> _Instructions for the task_:
Every record here needs to be written out again exactly.

(Dataset records)
▼
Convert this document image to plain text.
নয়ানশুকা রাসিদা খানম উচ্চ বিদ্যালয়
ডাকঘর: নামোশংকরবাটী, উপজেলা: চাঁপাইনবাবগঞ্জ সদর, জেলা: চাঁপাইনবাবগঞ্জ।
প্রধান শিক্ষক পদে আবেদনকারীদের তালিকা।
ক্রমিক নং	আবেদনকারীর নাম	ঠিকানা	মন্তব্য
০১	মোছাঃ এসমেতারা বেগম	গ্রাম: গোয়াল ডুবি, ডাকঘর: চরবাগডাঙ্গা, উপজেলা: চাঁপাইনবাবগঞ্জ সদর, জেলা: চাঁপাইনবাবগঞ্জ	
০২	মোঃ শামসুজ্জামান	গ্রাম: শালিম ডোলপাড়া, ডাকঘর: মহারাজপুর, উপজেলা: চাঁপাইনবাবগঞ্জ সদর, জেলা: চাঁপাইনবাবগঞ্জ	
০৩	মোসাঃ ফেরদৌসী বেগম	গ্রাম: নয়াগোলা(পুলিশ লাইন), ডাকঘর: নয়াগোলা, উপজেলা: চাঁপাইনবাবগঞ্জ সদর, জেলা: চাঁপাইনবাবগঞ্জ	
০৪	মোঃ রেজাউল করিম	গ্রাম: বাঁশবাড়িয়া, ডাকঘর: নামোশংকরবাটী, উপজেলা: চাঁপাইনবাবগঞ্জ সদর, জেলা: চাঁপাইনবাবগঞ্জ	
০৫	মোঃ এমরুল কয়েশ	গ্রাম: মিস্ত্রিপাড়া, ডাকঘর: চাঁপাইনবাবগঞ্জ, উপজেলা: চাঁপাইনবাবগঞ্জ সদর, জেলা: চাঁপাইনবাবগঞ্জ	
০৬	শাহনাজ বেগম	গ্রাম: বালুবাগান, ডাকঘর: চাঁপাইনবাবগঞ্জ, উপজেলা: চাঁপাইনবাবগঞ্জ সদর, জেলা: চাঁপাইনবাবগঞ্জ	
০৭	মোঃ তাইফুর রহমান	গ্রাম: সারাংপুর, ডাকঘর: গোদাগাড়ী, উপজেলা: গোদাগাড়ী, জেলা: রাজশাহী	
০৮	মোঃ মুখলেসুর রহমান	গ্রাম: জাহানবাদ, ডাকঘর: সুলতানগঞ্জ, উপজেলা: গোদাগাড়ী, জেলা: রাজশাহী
▲
> _Output of the exercise_:
Convert this document image to plain text.
নয়ানশুকা রাসিদা খানম উচ্চ বিদ্যালয়
ডাকঘর: নামোশংকরবাটী, উপজেলা: চাঁপাইনবাবগঞ্জ সদর, জেলা: চাঁপাইনবাবগঞ্জ।
প্রধান শিক্ষক পদে আবেদনকারীদের তালিকা।
ক্রমিক নং	আবেদনকারীর নাম	ঠিকানা	মন্তব্য
০১	মোছাঃ এসমেতারা বেগম	গ্রাম: গোয়াল ডুবি, ডাকঘর: চরবাগডাঙ্গা, উপজেলা: চাঁপাইনবাবগঞ্জ সদর, জেলা: চাঁপাইনবাবগঞ্জ	
০২	মোঃ শামসুজ্জামান	গ্রাম: শালিম ডোলপাড়া, ডাকঘর: মহারাজপুর, উপজেলা: চাঁপাইনবাবগঞ্জ সদর, জেলা: চাঁপাইনবাবগঞ্জ	
০৩	মোসাঃ ফেরদৌসী বেগম	গ্রাম: নয়াগোলা(পুলিশ লাইন), ডাকঘর: নয়াগোলা, উপজেলা: চাঁপাইনবাবগঞ্জ সদর, জেলা: চাঁপাইনবাবগঞ্জ	
০৪	মোঃ রেজাউল করিম	গ্রাম: বাঁশবাড়িয়া, ডাকঘর: নামোশংকরবাটী, উপজেলা: চাঁপাইনবাবগঞ্জ সদর, জেলা: চাঁপাইনবাবগঞ্জ	
০৫	মোঃ এমরুল কয়েশ	গ্রাম: মিস্ত্রিপাড়া, ডাকঘর: চাঁপাইনবাবগঞ্জ, উপজেলা: চাঁপাইনবাবগঞ্জ সদর, জেলা: চাঁপাইনবাবগঞ্জ	
০৬	শাহনাজ বেগম	গ্রাম: বালুবাগান, ডাকঘর: চাঁপাইনবাবগঞ্জ, উপজেলা: চাঁপাইনবাবগঞ্জ সদর, জেলা: চাঁপাইনবাবগঞ্জ	
০৭	মোঃ তাইফুর রহমান	গ্রাম: সারাংপুর, ডাকঘর: গোদাগাড়ী, উপজেলা: গোদাগাড়ী, জেলা: রাজশাহী	
০৮	মোঃ মুখলেসুর রহমান	গ্রাম: জাহানবাদ, ডাকঘর: সুলতানগঞ্জ, উপজেলা: গোদাগাড়ী, জেলা: রাজশাহী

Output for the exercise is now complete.